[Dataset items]
▬▬▬▬▬▬

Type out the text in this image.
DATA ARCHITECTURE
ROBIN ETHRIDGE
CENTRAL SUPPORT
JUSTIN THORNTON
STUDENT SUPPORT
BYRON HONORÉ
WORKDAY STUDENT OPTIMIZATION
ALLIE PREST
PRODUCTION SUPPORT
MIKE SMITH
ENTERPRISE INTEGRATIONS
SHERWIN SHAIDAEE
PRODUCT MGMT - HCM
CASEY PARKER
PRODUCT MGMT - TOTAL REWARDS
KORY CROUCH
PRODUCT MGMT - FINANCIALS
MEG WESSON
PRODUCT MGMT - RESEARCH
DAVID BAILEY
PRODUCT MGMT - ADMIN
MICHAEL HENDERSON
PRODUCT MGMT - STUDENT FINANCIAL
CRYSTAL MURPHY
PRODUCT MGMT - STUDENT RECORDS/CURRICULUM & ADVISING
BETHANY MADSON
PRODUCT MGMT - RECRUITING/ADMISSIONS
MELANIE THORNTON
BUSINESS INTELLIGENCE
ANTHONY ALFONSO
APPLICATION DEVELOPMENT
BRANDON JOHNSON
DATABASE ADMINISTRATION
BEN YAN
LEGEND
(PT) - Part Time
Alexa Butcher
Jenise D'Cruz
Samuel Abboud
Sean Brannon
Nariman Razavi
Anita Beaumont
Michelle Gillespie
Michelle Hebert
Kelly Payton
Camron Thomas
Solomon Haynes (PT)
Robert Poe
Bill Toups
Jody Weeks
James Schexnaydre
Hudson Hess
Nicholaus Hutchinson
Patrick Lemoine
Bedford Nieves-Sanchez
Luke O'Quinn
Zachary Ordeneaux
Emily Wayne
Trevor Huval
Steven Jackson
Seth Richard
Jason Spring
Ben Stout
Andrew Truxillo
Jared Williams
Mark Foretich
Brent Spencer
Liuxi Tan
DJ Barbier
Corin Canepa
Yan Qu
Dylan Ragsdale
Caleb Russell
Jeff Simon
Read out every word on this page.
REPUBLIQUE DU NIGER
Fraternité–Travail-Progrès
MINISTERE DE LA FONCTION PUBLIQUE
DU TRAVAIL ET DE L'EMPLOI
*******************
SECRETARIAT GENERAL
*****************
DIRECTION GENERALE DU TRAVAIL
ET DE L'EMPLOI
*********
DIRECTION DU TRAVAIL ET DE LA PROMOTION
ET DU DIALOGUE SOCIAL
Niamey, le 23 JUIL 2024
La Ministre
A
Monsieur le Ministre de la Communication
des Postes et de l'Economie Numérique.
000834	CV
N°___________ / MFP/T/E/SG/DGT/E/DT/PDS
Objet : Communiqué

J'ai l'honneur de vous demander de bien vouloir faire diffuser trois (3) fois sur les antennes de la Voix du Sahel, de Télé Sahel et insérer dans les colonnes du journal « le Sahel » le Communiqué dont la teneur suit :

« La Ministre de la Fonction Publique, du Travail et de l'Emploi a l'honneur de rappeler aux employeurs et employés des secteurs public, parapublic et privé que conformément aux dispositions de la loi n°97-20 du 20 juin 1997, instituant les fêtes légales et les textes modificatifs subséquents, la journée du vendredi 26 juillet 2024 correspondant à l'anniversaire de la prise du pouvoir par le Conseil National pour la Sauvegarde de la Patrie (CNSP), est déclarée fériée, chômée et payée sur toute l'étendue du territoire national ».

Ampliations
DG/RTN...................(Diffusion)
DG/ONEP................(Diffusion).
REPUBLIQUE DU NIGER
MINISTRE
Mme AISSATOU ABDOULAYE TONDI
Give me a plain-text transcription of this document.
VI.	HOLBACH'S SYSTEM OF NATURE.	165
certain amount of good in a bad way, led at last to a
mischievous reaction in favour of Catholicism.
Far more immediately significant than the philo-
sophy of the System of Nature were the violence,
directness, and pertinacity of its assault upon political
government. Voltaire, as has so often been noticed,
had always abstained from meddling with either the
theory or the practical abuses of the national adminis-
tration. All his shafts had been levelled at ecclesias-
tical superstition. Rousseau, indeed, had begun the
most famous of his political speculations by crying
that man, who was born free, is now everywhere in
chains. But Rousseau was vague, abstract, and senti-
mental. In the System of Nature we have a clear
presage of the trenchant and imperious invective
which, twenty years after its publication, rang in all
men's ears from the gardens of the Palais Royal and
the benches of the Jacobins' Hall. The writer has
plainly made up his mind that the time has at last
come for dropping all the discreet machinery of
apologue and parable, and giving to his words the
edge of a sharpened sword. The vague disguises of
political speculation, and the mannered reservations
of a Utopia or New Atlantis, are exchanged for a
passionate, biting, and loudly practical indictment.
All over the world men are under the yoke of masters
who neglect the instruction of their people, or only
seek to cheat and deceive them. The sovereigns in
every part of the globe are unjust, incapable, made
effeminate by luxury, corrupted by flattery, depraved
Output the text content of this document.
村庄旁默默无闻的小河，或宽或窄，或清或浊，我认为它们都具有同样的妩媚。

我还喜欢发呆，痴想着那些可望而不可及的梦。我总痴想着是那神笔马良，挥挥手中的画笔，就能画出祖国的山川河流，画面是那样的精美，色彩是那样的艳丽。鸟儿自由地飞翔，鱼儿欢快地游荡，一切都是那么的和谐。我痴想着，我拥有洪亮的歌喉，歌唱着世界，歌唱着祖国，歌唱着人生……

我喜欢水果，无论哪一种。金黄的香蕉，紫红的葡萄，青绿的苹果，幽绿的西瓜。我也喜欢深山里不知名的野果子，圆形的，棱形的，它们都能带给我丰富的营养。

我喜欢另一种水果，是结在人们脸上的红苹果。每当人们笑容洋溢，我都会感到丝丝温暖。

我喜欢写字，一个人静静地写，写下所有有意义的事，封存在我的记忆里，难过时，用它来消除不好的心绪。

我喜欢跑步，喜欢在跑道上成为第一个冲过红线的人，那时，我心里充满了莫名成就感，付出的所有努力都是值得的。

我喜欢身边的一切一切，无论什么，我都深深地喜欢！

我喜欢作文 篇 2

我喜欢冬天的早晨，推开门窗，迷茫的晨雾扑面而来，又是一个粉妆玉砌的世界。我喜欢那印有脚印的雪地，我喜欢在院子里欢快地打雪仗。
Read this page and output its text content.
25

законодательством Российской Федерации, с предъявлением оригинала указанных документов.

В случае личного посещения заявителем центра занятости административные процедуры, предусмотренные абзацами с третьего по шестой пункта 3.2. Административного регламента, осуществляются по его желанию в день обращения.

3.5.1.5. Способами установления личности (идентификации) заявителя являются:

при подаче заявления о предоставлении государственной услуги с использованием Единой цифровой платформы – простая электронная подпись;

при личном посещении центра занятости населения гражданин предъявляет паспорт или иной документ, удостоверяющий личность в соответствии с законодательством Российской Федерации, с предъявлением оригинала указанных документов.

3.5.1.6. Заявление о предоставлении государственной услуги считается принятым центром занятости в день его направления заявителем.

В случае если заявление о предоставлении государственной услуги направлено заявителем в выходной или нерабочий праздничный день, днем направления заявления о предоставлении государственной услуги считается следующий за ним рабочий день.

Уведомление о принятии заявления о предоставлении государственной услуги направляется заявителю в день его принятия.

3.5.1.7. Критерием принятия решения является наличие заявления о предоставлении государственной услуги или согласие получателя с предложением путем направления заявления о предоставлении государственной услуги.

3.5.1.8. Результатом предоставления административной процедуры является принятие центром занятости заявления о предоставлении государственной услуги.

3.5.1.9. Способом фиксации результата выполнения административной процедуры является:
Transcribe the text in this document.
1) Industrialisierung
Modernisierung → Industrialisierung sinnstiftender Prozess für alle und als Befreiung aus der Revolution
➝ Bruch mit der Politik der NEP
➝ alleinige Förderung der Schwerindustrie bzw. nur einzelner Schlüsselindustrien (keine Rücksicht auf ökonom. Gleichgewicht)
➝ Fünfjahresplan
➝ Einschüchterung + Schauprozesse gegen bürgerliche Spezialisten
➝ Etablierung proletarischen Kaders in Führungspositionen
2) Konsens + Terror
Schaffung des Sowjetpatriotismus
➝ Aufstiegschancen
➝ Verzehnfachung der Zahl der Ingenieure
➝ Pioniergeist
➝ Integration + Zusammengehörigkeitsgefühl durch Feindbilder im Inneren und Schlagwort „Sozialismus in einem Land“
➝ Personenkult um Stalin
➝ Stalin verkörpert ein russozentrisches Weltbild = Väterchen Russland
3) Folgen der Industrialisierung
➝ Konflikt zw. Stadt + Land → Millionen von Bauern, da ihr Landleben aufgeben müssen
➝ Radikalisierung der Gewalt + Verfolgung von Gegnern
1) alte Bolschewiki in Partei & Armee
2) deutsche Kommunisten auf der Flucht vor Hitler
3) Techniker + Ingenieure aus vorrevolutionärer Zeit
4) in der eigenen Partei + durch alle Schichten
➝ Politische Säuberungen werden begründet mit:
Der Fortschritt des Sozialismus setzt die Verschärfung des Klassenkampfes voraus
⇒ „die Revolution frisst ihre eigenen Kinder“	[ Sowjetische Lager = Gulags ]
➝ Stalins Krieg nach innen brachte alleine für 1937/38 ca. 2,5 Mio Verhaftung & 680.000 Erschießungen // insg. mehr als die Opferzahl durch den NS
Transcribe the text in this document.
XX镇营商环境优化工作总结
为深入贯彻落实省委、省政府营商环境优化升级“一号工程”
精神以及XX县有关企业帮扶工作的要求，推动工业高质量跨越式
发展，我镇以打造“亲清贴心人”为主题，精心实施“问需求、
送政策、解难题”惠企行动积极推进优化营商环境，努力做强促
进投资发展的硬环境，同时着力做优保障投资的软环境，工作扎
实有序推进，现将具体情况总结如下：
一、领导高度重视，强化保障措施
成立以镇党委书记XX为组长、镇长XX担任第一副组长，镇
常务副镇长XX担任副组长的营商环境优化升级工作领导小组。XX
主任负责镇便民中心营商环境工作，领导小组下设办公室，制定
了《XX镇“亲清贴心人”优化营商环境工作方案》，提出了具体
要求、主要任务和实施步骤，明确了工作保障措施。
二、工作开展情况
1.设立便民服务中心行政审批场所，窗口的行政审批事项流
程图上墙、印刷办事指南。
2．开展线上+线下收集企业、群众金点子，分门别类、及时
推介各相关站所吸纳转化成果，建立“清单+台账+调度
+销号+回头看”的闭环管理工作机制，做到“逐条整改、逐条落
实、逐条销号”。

▬▬▬▬▬▬

## WHAT YOU WILL DO
Pull out each line holding the string "this".

## ANSWER TO THE TASK
Type out the text in this image.
Read out every word on this page.
Give me a plain-text transcription of this document.
Output the text content of this document.
Read this page and output its text content.
Transcribe the text in this document.
Transcribe the text in this document.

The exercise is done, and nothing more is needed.